-- Start Data shown --

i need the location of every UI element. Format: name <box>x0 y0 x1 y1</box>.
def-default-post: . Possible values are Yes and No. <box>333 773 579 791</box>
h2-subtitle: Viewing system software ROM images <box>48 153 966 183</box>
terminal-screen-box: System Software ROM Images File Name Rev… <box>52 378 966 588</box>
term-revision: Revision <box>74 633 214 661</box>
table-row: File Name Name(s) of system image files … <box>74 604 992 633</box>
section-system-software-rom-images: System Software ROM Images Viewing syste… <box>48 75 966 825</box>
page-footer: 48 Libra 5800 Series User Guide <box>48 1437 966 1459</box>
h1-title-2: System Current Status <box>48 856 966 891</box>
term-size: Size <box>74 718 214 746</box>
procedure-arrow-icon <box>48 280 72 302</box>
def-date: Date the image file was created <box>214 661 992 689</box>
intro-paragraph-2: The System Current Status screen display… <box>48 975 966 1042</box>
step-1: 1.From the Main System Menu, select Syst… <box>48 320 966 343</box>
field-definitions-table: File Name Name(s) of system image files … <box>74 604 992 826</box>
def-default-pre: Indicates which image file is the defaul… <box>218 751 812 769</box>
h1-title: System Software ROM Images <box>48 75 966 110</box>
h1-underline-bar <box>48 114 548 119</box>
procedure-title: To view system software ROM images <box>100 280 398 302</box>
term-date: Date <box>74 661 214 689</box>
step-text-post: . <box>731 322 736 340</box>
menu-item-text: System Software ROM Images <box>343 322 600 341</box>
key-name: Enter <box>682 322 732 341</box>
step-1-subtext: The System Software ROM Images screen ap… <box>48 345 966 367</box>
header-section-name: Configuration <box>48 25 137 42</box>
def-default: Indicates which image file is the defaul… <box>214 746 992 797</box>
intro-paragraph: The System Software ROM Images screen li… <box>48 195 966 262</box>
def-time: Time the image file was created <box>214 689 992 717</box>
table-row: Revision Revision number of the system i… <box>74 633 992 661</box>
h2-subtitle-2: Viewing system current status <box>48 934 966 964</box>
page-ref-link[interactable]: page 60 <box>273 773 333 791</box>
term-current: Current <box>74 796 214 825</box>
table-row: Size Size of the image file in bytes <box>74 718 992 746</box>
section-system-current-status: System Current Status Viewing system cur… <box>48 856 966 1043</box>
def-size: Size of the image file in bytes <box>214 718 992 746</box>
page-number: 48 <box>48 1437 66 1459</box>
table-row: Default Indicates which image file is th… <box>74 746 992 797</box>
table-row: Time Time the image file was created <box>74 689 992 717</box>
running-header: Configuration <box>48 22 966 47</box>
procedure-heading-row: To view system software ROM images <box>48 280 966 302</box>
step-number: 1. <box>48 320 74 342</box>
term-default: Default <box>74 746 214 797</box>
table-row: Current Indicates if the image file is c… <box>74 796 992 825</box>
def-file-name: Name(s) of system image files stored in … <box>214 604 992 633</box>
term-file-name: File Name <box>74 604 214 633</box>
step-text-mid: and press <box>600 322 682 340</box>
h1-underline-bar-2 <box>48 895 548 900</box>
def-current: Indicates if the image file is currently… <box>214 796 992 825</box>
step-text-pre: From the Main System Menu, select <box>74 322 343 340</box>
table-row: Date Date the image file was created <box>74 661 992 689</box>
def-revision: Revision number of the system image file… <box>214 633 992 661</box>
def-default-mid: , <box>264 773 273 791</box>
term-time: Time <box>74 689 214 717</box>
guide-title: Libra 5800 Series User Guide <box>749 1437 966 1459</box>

-- End Data shown --

■ **Set task**
Render each line from the start of the material up to and including the line with "term-revision: Revision <box>74" as a numbered list, leaving out any blank lines.

■ **Exercise output**
1. i need the location of every UI element. Format: name <box>x0 y0 x1 y1</box>.
2. def-default-post: . Possible values are Yes and No. <box>333 773 579 791</box>
3. h2-subtitle: Viewing system software ROM images <box>48 153 966 183</box>
4. terminal-screen-box: System Software ROM Images File Name Rev… <box>52 378 966 588</box>
5. term-revision: Revision <box>74 633 214 661</box>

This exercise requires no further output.